START Extracted entries

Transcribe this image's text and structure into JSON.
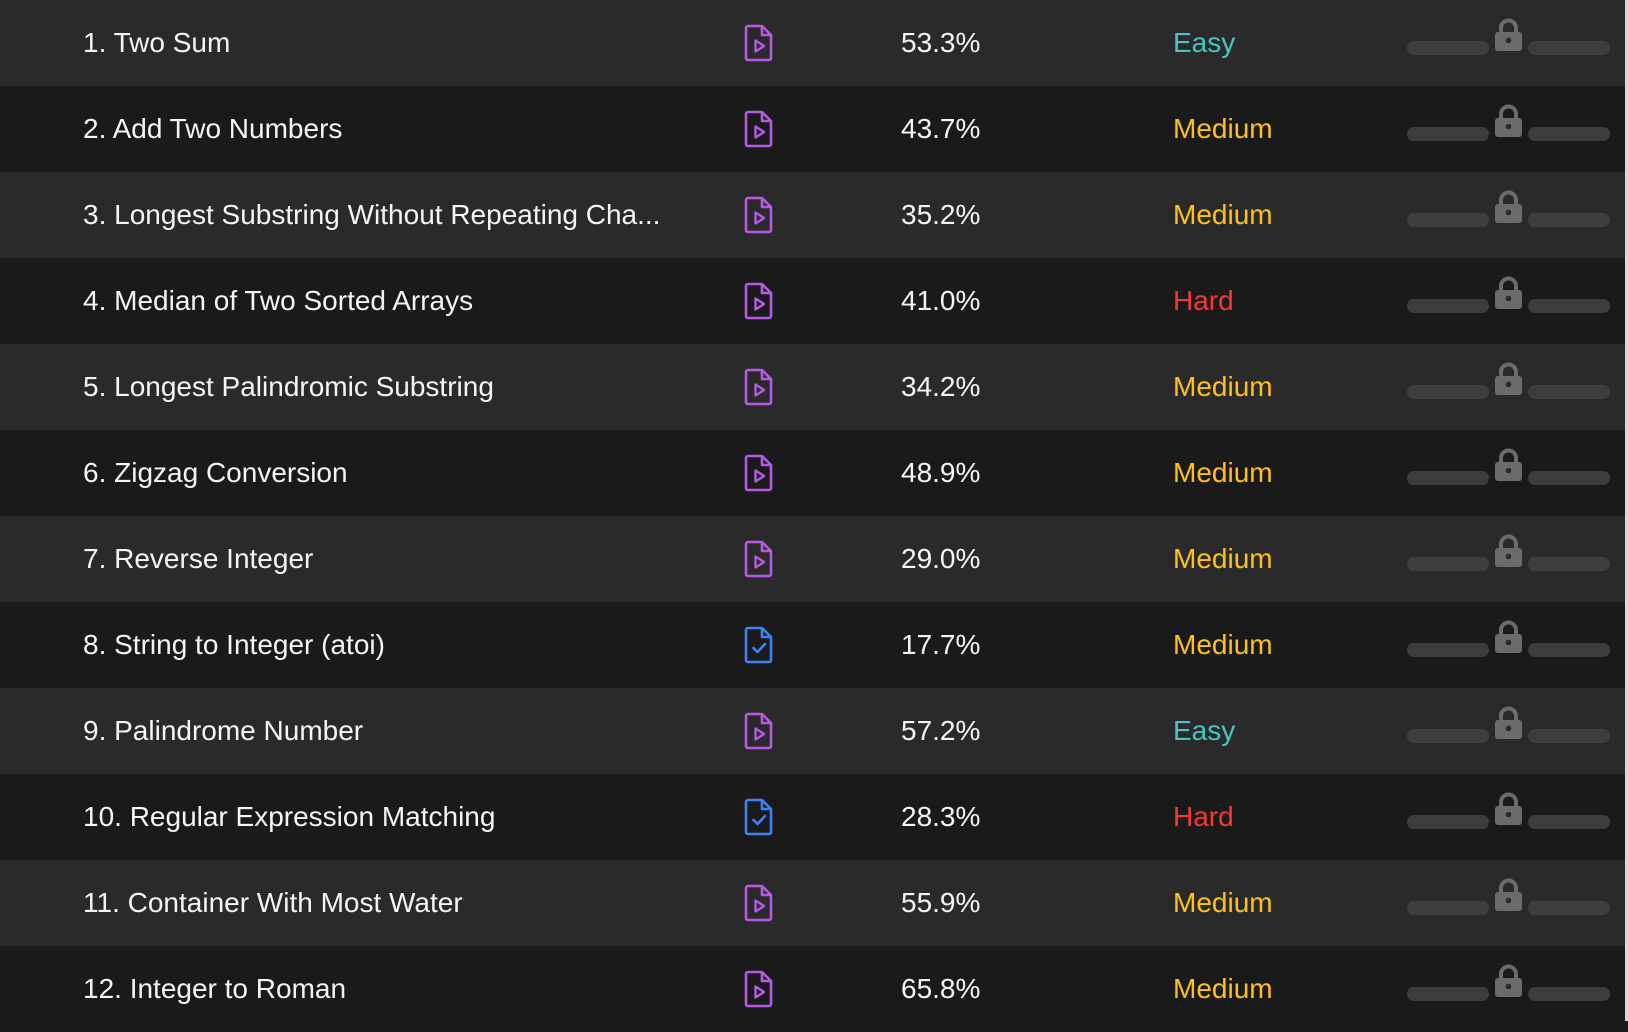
{
  "colors": {
    "easy": "#46c6c2",
    "medium": "#ffc01e",
    "hard": "#f63737",
    "video_solution_icon": "#b65ae6",
    "article_solution_icon": "#3b82f6",
    "lock_icon": "#6b6b6b"
  },
  "problems": [
    {
      "title": "1. Two Sum",
      "solution_icon": "video-solution-icon",
      "acceptance": "53.3%",
      "difficulty": "Easy"
    },
    {
      "title": "2. Add Two Numbers",
      "solution_icon": "video-solution-icon",
      "acceptance": "43.7%",
      "difficulty": "Medium"
    },
    {
      "title": "3. Longest Substring Without Repeating Cha...",
      "solution_icon": "video-solution-icon",
      "acceptance": "35.2%",
      "difficulty": "Medium"
    },
    {
      "title": "4. Median of Two Sorted Arrays",
      "solution_icon": "video-solution-icon",
      "acceptance": "41.0%",
      "difficulty": "Hard"
    },
    {
      "title": "5. Longest Palindromic Substring",
      "solution_icon": "video-solution-icon",
      "acceptance": "34.2%",
      "difficulty": "Medium"
    },
    {
      "title": "6. Zigzag Conversion",
      "solution_icon": "video-solution-icon",
      "acceptance": "48.9%",
      "difficulty": "Medium"
    },
    {
      "title": "7. Reverse Integer",
      "solution_icon": "video-solution-icon",
      "acceptance": "29.0%",
      "difficulty": "Medium"
    },
    {
      "title": "8. String to Integer (atoi)",
      "solution_icon": "article-solution-icon",
      "acceptance": "17.7%",
      "difficulty": "Medium"
    },
    {
      "title": "9. Palindrome Number",
      "solution_icon": "video-solution-icon",
      "acceptance": "57.2%",
      "difficulty": "Easy"
    },
    {
      "title": "10. Regular Expression Matching",
      "solution_icon": "article-solution-icon",
      "acceptance": "28.3%",
      "difficulty": "Hard"
    },
    {
      "title": "11. Container With Most Water",
      "solution_icon": "video-solution-icon",
      "acceptance": "55.9%",
      "difficulty": "Medium"
    },
    {
      "title": "12. Integer to Roman",
      "solution_icon": "video-solution-icon",
      "acceptance": "65.8%",
      "difficulty": "Medium"
    }
  ]
}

END Extracted entries

* Aim of the exercise: Count how many lines contain "acceptance" and give only that count.

* Solution for this problem: 12